[What the task requires] Wherever a line in the data below holds "document", copy that line.

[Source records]
▬▬▬▬▬▬
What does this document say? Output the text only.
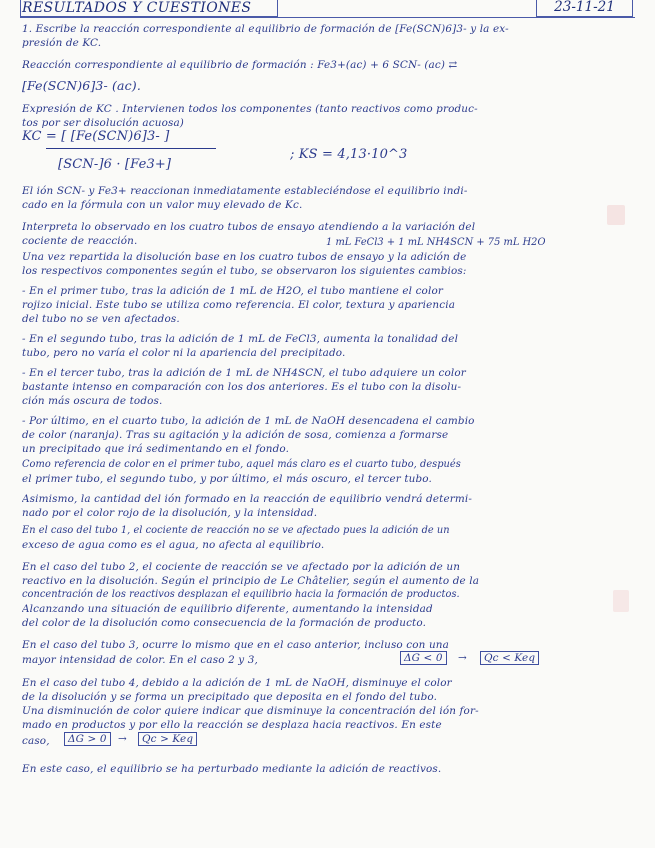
RESULTADOS Y CUESTIONES	23-11-21
1. Escribe la reacción correspondiente al equilibrio de formación de [Fe(SCN)6]3- y la ex-
presión de KC.
Reacción correspondiente al equilibrio de formación : Fe3+(ac) + 6 SCN- (ac) ⇄
[Fe(SCN)6]3- (ac).
Expresión de KC . Intervienen todos los componentes (tanto reactivos como produc-
tos por ser disolución acuosa)
KC = [ [Fe(SCN)6]3- ]
; KS = 4,13·10^3
[SCN-]6 · [Fe3+]
El ión SCN- y Fe3+ reaccionan inmediatamente estableciéndose el equilibrio indi-
cado en la fórmula con un valor muy elevado de Kc.
Interpreta lo observado en los cuatro tubos de ensayo atendiendo a la variación del
cociente de reacción.	1 mL FeCl3 + 1 mL NH4SCN + 75 mL H2O
Una vez repartida la disolución base en los cuatro tubos de ensayo y la adición de
los respectivos componentes según el tubo, se observaron los siguientes cambios:
- En el primer tubo, tras la adición de 1 mL de H2O, el tubo mantiene el color
rojizo inicial. Este tubo se utiliza como referencia. El color, textura y apariencia
del tubo no se ven afectados.
- En el segundo tubo, tras la adición de 1 mL de FeCl3, aumenta la tonalidad del
tubo, pero no varía el color ni la apariencia del precipitado.
- En el tercer tubo, tras la adición de 1 mL de NH4SCN, el tubo adquiere un color
bastante intenso en comparación con los dos anteriores. Es el tubo con la disolu-
ción más oscura de todos.
- Por último, en el cuarto tubo, la adición de 1 mL de NaOH desencadena el cambio
de color (naranja). Tras su agitación y la adición de sosa, comienza a formarse
un precipitado que irá sedimentando en el fondo.
Como referencia de color en el primer tubo, aquel más claro es el cuarto tubo, después
el primer tubo, el segundo tubo, y por último, el más oscuro, el tercer tubo.
Asimismo, la cantidad del ión formado en la reacción de equilibrio vendrá determi-
nado por el color rojo de la disolución, y la intensidad.
En el caso del tubo 1, el cociente de reacción no se ve afectado pues la adición de un
exceso de agua como es el agua, no afecta al equilibrio.
En el caso del tubo 2, el cociente de reacción se ve afectado por la adición de un
reactivo en la disolución. Según el principio de Le Châtelier, según el aumento de la
concentración de los reactivos desplazan el equilibrio hacia la formación de productos.
Alcanzando una situación de equilibrio diferente, aumentando la intensidad
del color de la disolución como consecuencia de la formación de producto.
En el caso del tubo 3, ocurre lo mismo que en el caso anterior, incluso con una
mayor intensidad de color. En el caso 2 y 3,	ΔG < 0	→	Qc < Keq
En el caso del tubo 4, debido a la adición de 1 mL de NaOH, disminuye el color
de la disolución y se forma un precipitado que deposita en el fondo del tubo.
Una disminución de color quiere indicar que disminuye la concentración del ión for-
mado en productos y por ello la reacción se desplaza hacia reactivos. En este
caso,	ΔG > 0	→	Qc > Keq
En este caso, el equilibrio se ha perturbado mediante la adición de reactivos.
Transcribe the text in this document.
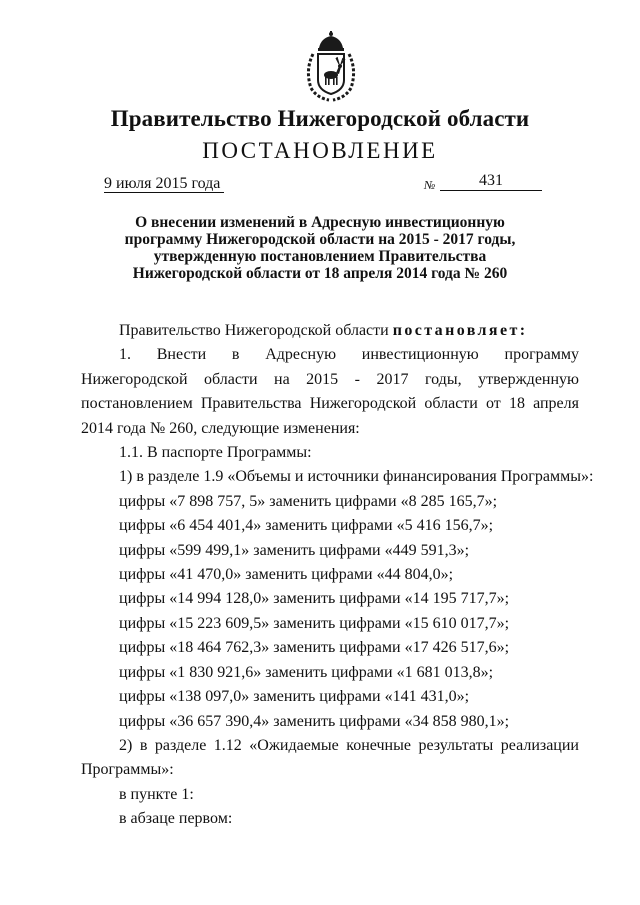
Правительство Нижегородской области
ПОСТАНОВЛЕНИЕ
9 июля 2015 года	№	431
О внесении изменений в Адресную инвестиционную
программу Нижегородской области на 2015 - 2017 годы,
утвержденную постановлением Правительства
Нижегородской области от 18 апреля 2014 года № 260

Правительство Нижегородской области постановляет:

1. Внести в Адресную инвестиционную программу Нижегородской области на 2015 - 2017 годы, утвержденную постановлением Правительства Нижегородской области от 18 апреля 2014 года № 260, следующие изменения:

1.1. В паспорте Программы:

1) в разделе 1.9 «Объемы и источники финансирования Программы»:

цифры «7 898 757, 5» заменить цифрами «8 285 165,7»;

цифры «6 454 401,4» заменить цифрами «5 416 156,7»;

цифры «599 499,1» заменить цифрами «449 591,3»;

цифры «41 470,0» заменить цифрами «44 804,0»;

цифры «14 994 128,0» заменить цифрами «14 195 717,7»;

цифры «15 223 609,5» заменить цифрами «15 610 017,7»;

цифры «18 464 762,3» заменить цифрами «17 426 517,6»;

цифры «1 830 921,6» заменить цифрами «1 681 013,8»;

цифры «138 097,0» заменить цифрами «141 431,0»;

цифры «36 657 390,4» заменить цифрами «34 858 980,1»;

2) в разделе 1.12 «Ожидаемые конечные результаты реализации Программы»:

в пункте 1:

в абзаце первом:
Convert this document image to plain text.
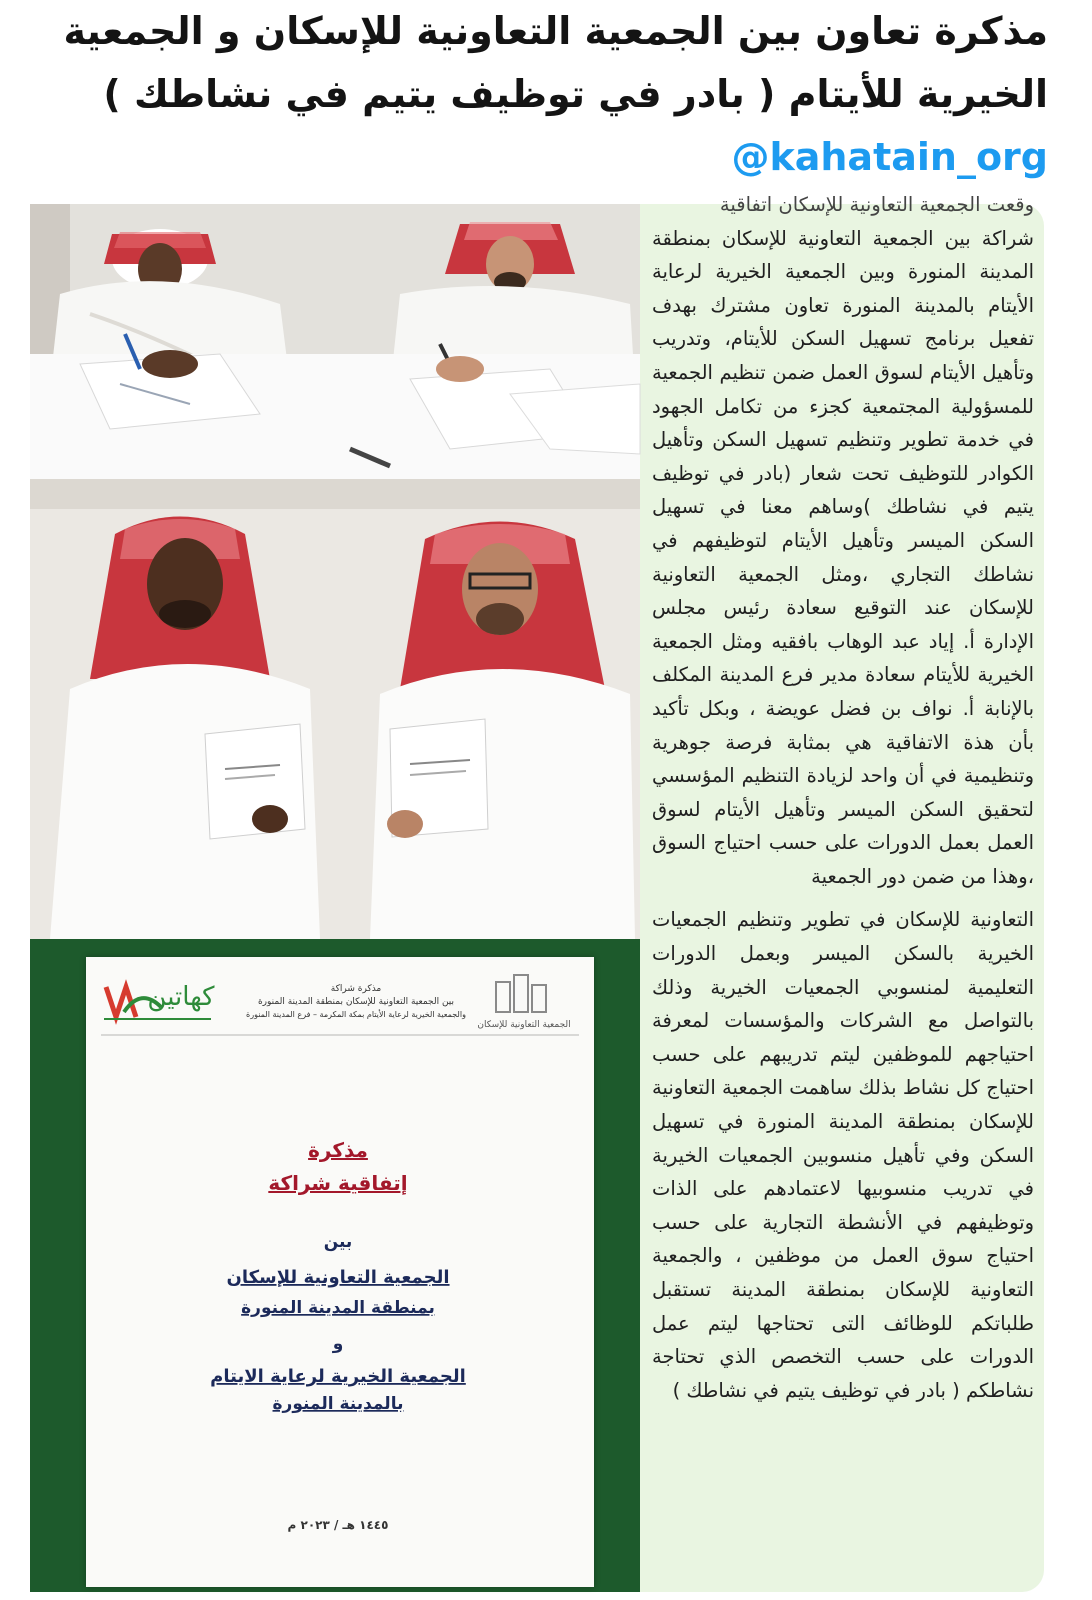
مذكرة تعاون بين الجمعية التعاونية للإسكان و الجمعية الخيرية للأيتام ( بادر في توظيف يتيم في نشاطك ) @kahatain_org
كهاتين
الجمعية التعاونية للإسكان
مذكرة شراكة
بين الجمعية التعاونية للإسكان بمنطقة المدينة المنورة
والجمعية الخيرية لرعاية الأيتام بمكة المكرمة – فرع المدينة المنورة
مذكرة
إتفاقية شراكة
بين
الجمعية التعاونية للإسكان
بمنطقة المدينة المنورة
و
الجمعية الخيرية لرعاية الايتام
بالمدينة المنورة
١٤٤٥ هـ / ٢٠٢٣ م

وقعت الجمعية التعاونية للإسكان اتفاقية

شراكة بين الجمعية التعاونية للإسكان بمنطقة المدينة المنورة وبين الجمعية الخيرية لرعاية الأيتام بالمدينة المنورة تعاون مشترك بهدف تفعيل برنامج تسهيل السكن للأيتام، وتدريب وتأهيل الأيتام لسوق العمل ضمن تنظيم الجمعية للمسؤولية المجتمعية كجزء من تكامل الجهود في خدمة تطوير وتنظيم تسهيل السكن وتأهيل الكوادر للتوظيف تحت شعار (بادر في توظيف يتيم في نشاطك )وساهم معنا في تسهيل السكن الميسر وتأهيل الأيتام لتوظيفهم في نشاطك التجاري ،ومثل الجمعية التعاونية للإسكان عند التوقيع سعادة رئيس مجلس الإدارة أ. إياد عبد الوهاب بافقيه ومثل الجمعية الخيرية للأيتام سعادة مدير فرع المدينة المكلف بالإنابة أ. نواف بن فضل عويضة ، وبكل تأكيد بأن هذة الاتفاقية هي بمثابة فرصة جوهرية وتنظيمية في أن واحد لزيادة التنظيم المؤسسي لتحقيق السكن الميسر وتأهيل الأيتام لسوق العمل بعمل الدورات على حسب احتياج السوق ،وهذا من ضمن دور الجمعية

التعاونية للإسكان في تطوير وتنظيم الجمعيات الخيرية بالسكن الميسر وبعمل الدورات التعليمية لمنسوبي الجمعيات الخيرية وذلك بالتواصل مع الشركات والمؤسسات لمعرفة احتياجهم للموظفين ليتم تدريبهم على حسب احتياج كل نشاط بذلك ساهمت الجمعية التعاونية للإسكان بمنطقة المدينة المنورة في تسهيل السكن وفي تأهيل منسوبين الجمعيات الخيرية في تدريب منسوبيها لاعتمادهم على الذات وتوظيفهم في الأنشطة التجارية على حسب احتياج سوق العمل من موظفين ، والجمعية التعاونية للإسكان بمنطقة المدينة تستقبل طلباتكم للوظائف التى تحتاجها ليتم عمل الدورات على حسب التخصص الذي تحتاجة نشاطكم ( بادر في توظيف يتيم في نشاطك )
▬▬▬▬▬▬
[Answer to this exercise]
What does this document say? Output the text only.
Transcribe the text in this document.
Convert this document image to plain text.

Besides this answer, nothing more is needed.